*Information given:*
——
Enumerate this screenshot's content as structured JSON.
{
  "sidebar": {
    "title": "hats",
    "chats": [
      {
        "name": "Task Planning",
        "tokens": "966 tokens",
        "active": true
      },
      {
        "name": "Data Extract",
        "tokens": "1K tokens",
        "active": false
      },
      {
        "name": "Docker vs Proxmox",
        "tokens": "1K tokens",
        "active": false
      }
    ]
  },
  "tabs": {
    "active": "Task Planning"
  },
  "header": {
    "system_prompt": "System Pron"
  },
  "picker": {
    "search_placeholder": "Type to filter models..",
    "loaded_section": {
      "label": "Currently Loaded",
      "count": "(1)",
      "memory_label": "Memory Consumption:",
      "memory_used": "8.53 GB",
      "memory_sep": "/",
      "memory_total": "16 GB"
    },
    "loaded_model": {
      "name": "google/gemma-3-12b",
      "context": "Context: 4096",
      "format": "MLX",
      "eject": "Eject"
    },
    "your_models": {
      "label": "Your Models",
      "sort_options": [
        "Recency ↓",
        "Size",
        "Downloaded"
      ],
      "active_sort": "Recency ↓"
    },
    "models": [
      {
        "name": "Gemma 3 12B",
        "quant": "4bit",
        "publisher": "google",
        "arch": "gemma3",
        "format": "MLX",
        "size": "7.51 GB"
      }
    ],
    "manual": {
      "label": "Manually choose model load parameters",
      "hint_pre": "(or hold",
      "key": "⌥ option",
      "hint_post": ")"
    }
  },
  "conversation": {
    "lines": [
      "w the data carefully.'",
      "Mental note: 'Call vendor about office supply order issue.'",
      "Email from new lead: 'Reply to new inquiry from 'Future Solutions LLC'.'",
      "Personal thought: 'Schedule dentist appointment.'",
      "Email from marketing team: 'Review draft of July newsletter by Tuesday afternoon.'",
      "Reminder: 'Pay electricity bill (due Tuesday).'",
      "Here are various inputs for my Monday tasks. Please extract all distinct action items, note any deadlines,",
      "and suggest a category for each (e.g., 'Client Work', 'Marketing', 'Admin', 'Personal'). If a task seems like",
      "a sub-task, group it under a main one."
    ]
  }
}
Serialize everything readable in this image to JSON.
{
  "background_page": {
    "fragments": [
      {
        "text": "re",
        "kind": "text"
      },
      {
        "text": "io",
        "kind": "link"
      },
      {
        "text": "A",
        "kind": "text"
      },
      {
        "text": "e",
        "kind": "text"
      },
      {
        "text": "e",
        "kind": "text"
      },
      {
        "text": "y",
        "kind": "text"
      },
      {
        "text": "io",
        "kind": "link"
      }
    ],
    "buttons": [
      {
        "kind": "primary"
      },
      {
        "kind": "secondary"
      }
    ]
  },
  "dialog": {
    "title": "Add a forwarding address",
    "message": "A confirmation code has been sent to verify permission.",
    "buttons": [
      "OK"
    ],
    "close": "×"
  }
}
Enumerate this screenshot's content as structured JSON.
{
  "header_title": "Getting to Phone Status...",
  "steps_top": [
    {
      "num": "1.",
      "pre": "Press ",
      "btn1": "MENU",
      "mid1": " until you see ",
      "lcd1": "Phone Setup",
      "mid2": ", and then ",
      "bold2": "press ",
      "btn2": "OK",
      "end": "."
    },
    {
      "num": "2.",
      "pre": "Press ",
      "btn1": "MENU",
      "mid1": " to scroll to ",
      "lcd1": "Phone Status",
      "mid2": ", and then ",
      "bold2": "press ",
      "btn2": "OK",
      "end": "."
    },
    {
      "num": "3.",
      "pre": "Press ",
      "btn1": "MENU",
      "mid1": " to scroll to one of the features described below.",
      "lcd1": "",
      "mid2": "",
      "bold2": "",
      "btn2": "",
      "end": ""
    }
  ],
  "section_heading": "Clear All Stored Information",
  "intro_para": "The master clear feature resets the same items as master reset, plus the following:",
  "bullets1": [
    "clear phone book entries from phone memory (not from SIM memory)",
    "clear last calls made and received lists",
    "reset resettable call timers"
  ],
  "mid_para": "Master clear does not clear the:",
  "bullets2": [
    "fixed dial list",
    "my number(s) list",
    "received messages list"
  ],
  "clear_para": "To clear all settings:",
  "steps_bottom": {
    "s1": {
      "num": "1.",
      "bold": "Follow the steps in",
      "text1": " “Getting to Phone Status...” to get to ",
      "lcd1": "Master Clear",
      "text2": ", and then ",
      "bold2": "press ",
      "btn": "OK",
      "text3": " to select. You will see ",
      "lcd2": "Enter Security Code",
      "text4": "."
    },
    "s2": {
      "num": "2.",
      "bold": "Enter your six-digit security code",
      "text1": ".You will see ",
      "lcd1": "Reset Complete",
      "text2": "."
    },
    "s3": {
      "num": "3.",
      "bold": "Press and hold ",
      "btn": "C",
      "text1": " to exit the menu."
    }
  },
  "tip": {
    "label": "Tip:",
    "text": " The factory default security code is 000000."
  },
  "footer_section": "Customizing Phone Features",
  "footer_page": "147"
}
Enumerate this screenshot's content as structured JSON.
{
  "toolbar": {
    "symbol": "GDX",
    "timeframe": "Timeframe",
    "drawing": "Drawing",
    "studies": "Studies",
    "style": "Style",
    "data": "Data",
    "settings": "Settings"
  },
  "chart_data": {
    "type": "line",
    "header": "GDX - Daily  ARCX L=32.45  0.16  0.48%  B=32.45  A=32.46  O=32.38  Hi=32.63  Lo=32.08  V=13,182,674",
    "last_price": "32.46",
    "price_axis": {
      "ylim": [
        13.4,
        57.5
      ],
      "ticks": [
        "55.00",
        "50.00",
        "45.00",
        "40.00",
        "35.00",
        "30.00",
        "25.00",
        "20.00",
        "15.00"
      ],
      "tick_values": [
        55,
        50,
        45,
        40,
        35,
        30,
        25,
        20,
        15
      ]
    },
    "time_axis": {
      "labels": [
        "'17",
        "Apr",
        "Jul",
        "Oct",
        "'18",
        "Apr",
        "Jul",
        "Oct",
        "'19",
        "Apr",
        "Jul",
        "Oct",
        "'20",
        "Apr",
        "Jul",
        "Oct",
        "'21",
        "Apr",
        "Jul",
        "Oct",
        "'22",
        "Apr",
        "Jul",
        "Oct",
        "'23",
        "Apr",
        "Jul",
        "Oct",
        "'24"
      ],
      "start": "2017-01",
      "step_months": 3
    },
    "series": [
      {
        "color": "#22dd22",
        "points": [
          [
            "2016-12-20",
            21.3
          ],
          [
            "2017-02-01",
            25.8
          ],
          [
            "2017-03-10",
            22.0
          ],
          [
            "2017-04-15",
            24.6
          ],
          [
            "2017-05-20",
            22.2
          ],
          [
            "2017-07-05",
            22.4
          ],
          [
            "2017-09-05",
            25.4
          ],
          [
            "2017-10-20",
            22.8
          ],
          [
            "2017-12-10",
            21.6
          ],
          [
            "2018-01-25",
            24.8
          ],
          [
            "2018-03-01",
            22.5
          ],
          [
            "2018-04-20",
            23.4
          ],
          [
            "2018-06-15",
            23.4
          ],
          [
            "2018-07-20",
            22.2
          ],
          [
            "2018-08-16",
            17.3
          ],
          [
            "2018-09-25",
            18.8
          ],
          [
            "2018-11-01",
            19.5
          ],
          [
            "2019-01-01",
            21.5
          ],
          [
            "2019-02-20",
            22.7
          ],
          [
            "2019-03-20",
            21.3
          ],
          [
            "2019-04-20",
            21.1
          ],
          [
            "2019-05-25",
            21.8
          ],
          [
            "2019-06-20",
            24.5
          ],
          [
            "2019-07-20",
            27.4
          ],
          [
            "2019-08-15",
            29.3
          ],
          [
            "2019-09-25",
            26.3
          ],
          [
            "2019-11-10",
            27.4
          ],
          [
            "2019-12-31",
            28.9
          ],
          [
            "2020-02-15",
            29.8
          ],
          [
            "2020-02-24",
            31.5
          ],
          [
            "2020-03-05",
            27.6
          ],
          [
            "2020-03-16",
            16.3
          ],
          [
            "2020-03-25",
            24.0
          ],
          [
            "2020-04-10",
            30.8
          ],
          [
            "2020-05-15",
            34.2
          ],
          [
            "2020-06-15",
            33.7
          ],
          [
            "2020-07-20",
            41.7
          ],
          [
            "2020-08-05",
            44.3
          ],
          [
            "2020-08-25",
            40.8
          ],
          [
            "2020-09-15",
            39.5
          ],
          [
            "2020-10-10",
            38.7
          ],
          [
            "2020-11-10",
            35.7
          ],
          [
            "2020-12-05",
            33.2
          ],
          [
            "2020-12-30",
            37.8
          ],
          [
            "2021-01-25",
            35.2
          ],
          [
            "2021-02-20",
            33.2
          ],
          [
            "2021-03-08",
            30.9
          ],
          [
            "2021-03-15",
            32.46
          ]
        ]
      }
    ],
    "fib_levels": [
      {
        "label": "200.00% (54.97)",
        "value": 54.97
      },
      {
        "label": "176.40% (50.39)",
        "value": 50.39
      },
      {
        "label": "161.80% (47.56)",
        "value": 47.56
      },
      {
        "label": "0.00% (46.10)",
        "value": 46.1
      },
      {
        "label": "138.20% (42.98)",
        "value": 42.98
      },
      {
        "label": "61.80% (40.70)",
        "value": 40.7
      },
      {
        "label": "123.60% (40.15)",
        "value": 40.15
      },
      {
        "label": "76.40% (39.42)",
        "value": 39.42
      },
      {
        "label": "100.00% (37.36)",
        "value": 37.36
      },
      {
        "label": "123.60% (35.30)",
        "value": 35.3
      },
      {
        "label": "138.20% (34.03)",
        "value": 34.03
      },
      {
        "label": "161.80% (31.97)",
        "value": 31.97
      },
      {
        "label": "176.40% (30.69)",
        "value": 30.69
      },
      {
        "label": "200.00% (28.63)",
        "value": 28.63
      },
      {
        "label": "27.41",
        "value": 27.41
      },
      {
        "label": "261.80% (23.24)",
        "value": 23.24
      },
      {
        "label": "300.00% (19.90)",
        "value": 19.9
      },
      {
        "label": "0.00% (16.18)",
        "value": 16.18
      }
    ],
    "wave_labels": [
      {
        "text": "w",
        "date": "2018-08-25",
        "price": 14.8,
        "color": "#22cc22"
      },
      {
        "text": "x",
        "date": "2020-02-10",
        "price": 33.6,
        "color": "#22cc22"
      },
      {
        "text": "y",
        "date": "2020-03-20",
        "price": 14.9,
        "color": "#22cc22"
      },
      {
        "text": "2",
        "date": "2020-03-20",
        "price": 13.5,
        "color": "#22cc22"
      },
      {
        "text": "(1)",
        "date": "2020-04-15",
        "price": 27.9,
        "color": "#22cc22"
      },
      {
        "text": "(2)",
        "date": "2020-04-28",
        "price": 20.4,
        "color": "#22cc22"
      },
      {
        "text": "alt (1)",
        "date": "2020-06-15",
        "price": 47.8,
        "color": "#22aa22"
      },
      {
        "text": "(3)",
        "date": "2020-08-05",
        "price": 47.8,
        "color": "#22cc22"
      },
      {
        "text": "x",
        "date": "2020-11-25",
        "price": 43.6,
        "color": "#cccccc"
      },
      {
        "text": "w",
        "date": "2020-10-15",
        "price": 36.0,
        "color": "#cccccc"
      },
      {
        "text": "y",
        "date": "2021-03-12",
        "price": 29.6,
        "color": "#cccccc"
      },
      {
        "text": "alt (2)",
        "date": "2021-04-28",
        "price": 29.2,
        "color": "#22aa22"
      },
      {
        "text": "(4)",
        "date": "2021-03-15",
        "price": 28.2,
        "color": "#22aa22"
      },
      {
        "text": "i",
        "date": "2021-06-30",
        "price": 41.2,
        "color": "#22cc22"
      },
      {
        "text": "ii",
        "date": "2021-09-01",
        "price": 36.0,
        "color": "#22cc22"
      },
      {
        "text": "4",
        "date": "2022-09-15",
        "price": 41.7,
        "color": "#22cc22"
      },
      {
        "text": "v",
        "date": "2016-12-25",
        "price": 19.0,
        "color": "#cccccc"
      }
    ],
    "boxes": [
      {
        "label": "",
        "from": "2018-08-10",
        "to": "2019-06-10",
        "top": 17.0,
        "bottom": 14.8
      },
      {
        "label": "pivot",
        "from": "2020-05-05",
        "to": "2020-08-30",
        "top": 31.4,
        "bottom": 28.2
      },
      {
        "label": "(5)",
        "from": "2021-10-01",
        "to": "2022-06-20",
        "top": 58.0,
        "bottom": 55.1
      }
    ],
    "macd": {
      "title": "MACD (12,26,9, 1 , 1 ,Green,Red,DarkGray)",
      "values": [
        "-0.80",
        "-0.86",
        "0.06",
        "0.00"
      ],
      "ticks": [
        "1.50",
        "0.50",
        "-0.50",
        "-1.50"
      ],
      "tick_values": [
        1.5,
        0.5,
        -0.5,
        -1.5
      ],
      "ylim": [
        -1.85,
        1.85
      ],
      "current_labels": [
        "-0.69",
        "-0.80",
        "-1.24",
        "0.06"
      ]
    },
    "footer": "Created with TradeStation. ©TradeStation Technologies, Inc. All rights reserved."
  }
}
——
*Task requirements:* All lines in the data that contain the word "Planning" should be copied.

*Expected answer:*
        "name": "Task Planning",
    "active": "Task Planning"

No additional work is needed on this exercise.